[SHORT TASK]
Search the material below for the word "this". Copy every line that has it.

======== AVAILABLE DATA ========

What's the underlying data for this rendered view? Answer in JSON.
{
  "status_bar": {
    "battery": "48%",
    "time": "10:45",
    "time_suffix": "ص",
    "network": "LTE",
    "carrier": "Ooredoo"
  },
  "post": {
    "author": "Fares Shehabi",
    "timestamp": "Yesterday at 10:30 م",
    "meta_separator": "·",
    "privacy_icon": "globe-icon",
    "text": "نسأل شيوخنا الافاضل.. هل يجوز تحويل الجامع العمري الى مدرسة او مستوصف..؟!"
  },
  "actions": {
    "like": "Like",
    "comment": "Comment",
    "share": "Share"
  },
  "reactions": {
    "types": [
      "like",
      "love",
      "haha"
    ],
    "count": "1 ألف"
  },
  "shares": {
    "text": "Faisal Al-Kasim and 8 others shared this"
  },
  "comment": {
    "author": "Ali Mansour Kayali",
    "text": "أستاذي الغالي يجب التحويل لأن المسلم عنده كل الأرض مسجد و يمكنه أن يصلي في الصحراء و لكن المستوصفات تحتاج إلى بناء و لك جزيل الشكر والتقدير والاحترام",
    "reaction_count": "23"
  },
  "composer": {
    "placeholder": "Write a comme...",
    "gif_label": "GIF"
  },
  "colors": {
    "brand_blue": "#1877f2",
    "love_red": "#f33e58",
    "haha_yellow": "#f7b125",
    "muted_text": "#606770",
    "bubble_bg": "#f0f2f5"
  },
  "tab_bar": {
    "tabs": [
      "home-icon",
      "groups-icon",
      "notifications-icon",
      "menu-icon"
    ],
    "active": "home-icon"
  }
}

========

[SOLUTION]
What's the underlying data for this rendered view? Answer in JSON.
    "text": "Faisal Al-Kasim and 8 others shared this"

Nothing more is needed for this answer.